--- WHAT THE TASK REQUIRES ---
Copy the listing below line for line, with no changes.

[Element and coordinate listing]
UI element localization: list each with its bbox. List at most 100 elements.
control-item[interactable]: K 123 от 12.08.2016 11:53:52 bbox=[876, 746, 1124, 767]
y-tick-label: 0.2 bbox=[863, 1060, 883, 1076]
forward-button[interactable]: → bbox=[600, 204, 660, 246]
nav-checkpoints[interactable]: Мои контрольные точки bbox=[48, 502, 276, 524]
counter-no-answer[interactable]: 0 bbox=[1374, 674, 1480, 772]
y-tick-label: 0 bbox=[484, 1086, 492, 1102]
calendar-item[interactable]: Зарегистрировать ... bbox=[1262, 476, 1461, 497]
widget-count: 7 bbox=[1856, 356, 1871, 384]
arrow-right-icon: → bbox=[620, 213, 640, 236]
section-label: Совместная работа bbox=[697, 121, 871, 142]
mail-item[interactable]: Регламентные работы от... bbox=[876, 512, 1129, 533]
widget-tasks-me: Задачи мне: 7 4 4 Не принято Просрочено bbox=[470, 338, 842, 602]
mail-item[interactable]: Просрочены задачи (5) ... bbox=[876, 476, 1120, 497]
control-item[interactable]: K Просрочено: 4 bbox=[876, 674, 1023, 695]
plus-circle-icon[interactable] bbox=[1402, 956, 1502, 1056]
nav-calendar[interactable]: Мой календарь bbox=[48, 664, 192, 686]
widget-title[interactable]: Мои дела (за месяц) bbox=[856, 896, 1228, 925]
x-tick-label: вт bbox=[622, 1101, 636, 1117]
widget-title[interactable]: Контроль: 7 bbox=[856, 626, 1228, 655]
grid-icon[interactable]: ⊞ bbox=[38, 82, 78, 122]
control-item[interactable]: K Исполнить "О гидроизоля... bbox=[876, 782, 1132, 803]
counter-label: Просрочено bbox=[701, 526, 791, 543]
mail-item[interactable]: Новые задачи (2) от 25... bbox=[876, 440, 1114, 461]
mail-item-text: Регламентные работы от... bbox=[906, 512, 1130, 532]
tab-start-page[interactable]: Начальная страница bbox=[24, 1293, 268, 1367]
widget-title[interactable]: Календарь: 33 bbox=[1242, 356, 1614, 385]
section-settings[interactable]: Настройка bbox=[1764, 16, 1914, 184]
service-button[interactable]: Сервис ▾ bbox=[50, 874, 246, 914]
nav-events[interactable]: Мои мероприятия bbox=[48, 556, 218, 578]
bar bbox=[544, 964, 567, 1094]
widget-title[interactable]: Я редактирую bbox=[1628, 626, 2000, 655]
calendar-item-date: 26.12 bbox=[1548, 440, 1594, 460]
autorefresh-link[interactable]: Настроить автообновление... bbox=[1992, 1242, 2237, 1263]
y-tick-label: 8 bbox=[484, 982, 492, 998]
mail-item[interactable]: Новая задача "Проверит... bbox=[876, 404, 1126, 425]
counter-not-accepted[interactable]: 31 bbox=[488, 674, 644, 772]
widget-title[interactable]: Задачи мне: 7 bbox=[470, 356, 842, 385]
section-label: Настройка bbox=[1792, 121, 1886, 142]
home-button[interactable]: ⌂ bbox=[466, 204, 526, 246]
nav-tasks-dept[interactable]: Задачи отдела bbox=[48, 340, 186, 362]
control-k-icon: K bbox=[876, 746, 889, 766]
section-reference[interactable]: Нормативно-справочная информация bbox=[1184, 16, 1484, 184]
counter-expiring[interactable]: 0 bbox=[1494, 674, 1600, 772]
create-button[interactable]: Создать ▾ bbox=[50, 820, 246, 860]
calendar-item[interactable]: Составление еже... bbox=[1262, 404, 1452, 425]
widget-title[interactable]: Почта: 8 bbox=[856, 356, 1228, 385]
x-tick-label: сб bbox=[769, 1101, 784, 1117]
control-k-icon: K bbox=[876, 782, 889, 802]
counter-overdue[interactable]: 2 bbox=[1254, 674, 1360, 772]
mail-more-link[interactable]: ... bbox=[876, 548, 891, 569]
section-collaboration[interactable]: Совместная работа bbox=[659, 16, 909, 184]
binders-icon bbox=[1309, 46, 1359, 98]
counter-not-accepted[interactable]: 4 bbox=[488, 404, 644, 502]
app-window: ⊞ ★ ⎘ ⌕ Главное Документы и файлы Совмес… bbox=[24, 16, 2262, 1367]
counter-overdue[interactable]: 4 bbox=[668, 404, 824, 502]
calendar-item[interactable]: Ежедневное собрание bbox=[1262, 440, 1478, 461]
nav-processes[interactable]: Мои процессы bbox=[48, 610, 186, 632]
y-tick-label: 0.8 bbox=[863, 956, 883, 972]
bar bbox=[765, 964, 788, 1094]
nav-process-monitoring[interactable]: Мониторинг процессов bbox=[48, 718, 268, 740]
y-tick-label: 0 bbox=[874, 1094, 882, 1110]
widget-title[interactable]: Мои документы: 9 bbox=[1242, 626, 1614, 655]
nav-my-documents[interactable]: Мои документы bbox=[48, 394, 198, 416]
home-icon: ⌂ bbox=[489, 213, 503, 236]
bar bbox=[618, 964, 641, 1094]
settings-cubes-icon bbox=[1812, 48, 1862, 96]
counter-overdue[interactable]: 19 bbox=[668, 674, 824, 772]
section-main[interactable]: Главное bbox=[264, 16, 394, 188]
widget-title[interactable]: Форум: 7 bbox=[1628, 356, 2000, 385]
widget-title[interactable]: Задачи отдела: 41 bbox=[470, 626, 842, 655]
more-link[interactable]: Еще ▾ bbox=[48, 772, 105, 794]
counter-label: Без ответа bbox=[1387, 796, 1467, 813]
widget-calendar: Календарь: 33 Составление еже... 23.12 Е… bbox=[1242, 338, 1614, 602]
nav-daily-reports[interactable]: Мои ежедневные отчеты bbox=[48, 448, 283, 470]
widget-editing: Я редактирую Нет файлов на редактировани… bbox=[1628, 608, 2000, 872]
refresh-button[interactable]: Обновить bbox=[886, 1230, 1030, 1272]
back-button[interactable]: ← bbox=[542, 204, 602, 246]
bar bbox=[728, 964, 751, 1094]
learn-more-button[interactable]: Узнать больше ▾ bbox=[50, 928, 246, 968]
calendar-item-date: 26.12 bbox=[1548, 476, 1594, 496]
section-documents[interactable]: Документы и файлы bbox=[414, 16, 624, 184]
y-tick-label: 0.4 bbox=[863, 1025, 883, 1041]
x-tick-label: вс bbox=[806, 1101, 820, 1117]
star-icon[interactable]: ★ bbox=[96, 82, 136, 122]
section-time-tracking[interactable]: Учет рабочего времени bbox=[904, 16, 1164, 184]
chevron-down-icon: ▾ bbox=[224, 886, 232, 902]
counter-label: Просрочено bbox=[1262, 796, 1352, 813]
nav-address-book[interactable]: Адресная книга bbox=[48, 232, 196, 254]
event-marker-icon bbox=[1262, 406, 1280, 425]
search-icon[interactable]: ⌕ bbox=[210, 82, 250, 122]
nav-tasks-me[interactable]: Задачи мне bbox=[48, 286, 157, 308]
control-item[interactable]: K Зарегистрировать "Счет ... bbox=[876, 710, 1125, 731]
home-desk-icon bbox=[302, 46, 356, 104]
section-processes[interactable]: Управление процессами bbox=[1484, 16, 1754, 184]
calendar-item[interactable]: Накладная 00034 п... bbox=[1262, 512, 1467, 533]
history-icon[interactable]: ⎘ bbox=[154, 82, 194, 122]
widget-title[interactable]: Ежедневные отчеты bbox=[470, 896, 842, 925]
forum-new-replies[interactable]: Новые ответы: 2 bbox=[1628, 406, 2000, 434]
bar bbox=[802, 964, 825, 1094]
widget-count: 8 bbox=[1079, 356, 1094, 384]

--- EXERCISE SOLUTION ---
UI element localization: list each with its bbox. List at most 100 elements.
control-item[interactable]: K 123 от 12.08.2016 11:53:52 bbox=[876, 746, 1124, 767]
y-tick-label: 0.2 bbox=[863, 1060, 883, 1076]
forward-button[interactable]: → bbox=[600, 204, 660, 246]
nav-checkpoints[interactable]: Мои контрольные точки bbox=[48, 502, 276, 524]
counter-no-answer[interactable]: 0 bbox=[1374, 674, 1480, 772]
y-tick-label: 0 bbox=[484, 1086, 492, 1102]
calendar-item[interactable]: Зарегистрировать ... bbox=[1262, 476, 1461, 497]
widget-count: 7 bbox=[1856, 356, 1871, 384]
arrow-right-icon: → bbox=[620, 213, 640, 236]
section-label: Совместная работа bbox=[697, 121, 871, 142]
mail-item[interactable]: Регламентные работы от... bbox=[876, 512, 1129, 533]
widget-tasks-me: Задачи мне: 7 4 4 Не принято Просрочено bbox=[470, 338, 842, 602]
mail-item[interactable]: Просрочены задачи (5) ... bbox=[876, 476, 1120, 497]
control-item[interactable]: K Просрочено: 4 bbox=[876, 674, 1023, 695]
plus-circle-icon[interactable] bbox=[1402, 956, 1502, 1056]
nav-calendar[interactable]: Мой календарь bbox=[48, 664, 192, 686]
widget-title[interactable]: Мои дела (за месяц) bbox=[856, 896, 1228, 925]
x-tick-label: вт bbox=[622, 1101, 636, 1117]
widget-title[interactable]: Контроль: 7 bbox=[856, 626, 1228, 655]
grid-icon[interactable]: ⊞ bbox=[38, 82, 78, 122]
control-item[interactable]: K Исполнить "О гидроизоля... bbox=[876, 782, 1132, 803]
counter-label: Просрочено bbox=[701, 526, 791, 543]
mail-item[interactable]: Новые задачи (2) от 25... bbox=[876, 440, 1114, 461]
mail-item-text: Регламентные работы от... bbox=[906, 512, 1130, 532]
tab-start-page[interactable]: Начальная страница bbox=[24, 1293, 268, 1367]
widget-title[interactable]: Календарь: 33 bbox=[1242, 356, 1614, 385]
section-settings[interactable]: Настройка bbox=[1764, 16, 1914, 184]
service-button[interactable]: Сервис ▾ bbox=[50, 874, 246, 914]
nav-events[interactable]: Мои мероприятия bbox=[48, 556, 218, 578]
bar bbox=[544, 964, 567, 1094]
widget-title[interactable]: Я редактирую bbox=[1628, 626, 2000, 655]
calendar-item-date: 26.12 bbox=[1548, 440, 1594, 460]
autorefresh-link[interactable]: Настроить автообновление... bbox=[1992, 1242, 2237, 1263]
y-tick-label: 8 bbox=[484, 982, 492, 998]
mail-item[interactable]: Новая задача "Проверит... bbox=[876, 404, 1126, 425]
counter-not-accepted[interactable]: 31 bbox=[488, 674, 644, 772]
widget-title[interactable]: Задачи мне: 7 bbox=[470, 356, 842, 385]
section-label: Настройка bbox=[1792, 121, 1886, 142]
home-button[interactable]: ⌂ bbox=[466, 204, 526, 246]
nav-tasks-dept[interactable]: Задачи отдела bbox=[48, 340, 186, 362]
control-k-icon: K bbox=[876, 746, 889, 766]
section-reference[interactable]: Нормативно-справочная информация bbox=[1184, 16, 1484, 184]
counter-expiring[interactable]: 0 bbox=[1494, 674, 1600, 772]
create-button[interactable]: Создать ▾ bbox=[50, 820, 246, 860]
calendar-item[interactable]: Составление еже... bbox=[1262, 404, 1452, 425]
widget-title[interactable]: Почта: 8 bbox=[856, 356, 1228, 385]
x-tick-label: сб bbox=[769, 1101, 784, 1117]
control-k-icon: K bbox=[876, 782, 889, 802]
counter-overdue[interactable]: 2 bbox=[1254, 674, 1360, 772]
mail-more-link[interactable]: ... bbox=[876, 548, 891, 569]
section-collaboration[interactable]: Совместная работа bbox=[659, 16, 909, 184]
binders-icon bbox=[1309, 46, 1359, 98]
counter-not-accepted[interactable]: 4 bbox=[488, 404, 644, 502]
app-window: ⊞ ★ ⎘ ⌕ Главное Документы и файлы Совмес… bbox=[24, 16, 2262, 1367]
counter-overdue[interactable]: 4 bbox=[668, 404, 824, 502]
calendar-item[interactable]: Ежедневное собрание bbox=[1262, 440, 1478, 461]
nav-processes[interactable]: Мои процессы bbox=[48, 610, 186, 632]
y-tick-label: 0.8 bbox=[863, 956, 883, 972]
bar bbox=[765, 964, 788, 1094]
nav-process-monitoring[interactable]: Мониторинг процессов bbox=[48, 718, 268, 740]
y-tick-label: 0 bbox=[874, 1094, 882, 1110]
widget-title[interactable]: Мои документы: 9 bbox=[1242, 626, 1614, 655]
nav-my-documents[interactable]: Мои документы bbox=[48, 394, 198, 416]
home-icon: ⌂ bbox=[489, 213, 503, 236]
bar bbox=[618, 964, 641, 1094]
settings-cubes-icon bbox=[1812, 48, 1862, 96]
counter-overdue[interactable]: 19 bbox=[668, 674, 824, 772]
section-main[interactable]: Главное bbox=[264, 16, 394, 188]
widget-title[interactable]: Форум: 7 bbox=[1628, 356, 2000, 385]
widget-title[interactable]: Задачи отдела: 41 bbox=[470, 626, 842, 655]
more-link[interactable]: Еще ▾ bbox=[48, 772, 105, 794]
counter-label: Без ответа bbox=[1387, 796, 1467, 813]
widget-calendar: Календарь: 33 Составление еже... 23.12 Е… bbox=[1242, 338, 1614, 602]
nav-daily-reports[interactable]: Мои ежедневные отчеты bbox=[48, 448, 283, 470]
widget-editing: Я редактирую Нет файлов на редактировани… bbox=[1628, 608, 2000, 872]
refresh-button[interactable]: Обновить bbox=[886, 1230, 1030, 1272]
back-button[interactable]: ← bbox=[542, 204, 602, 246]
bar bbox=[728, 964, 751, 1094]
learn-more-button[interactable]: Узнать больше ▾ bbox=[50, 928, 246, 968]
calendar-item-date: 26.12 bbox=[1548, 476, 1594, 496]
section-documents[interactable]: Документы и файлы bbox=[414, 16, 624, 184]
y-tick-label: 0.4 bbox=[863, 1025, 883, 1041]
x-tick-label: вс bbox=[806, 1101, 820, 1117]
star-icon[interactable]: ★ bbox=[96, 82, 136, 122]
section-time-tracking[interactable]: Учет рабочего времени bbox=[904, 16, 1164, 184]
chevron-down-icon: ▾ bbox=[224, 886, 232, 902]
counter-label: Просрочено bbox=[1262, 796, 1352, 813]
nav-address-book[interactable]: Адресная книга bbox=[48, 232, 196, 254]
event-marker-icon bbox=[1262, 406, 1280, 425]
search-icon[interactable]: ⌕ bbox=[210, 82, 250, 122]
nav-tasks-me[interactable]: Задачи мне bbox=[48, 286, 157, 308]
control-item[interactable]: K Зарегистрировать "Счет ... bbox=[876, 710, 1125, 731]
home-desk-icon bbox=[302, 46, 356, 104]
section-processes[interactable]: Управление процессами bbox=[1484, 16, 1754, 184]
calendar-item[interactable]: Накладная 00034 п... bbox=[1262, 512, 1467, 533]
history-icon[interactable]: ⎘ bbox=[154, 82, 194, 122]
widget-title[interactable]: Ежедневные отчеты bbox=[470, 896, 842, 925]
forum-new-replies[interactable]: Новые ответы: 2 bbox=[1628, 406, 2000, 434]
bar bbox=[802, 964, 825, 1094]
widget-count: 8 bbox=[1079, 356, 1094, 384]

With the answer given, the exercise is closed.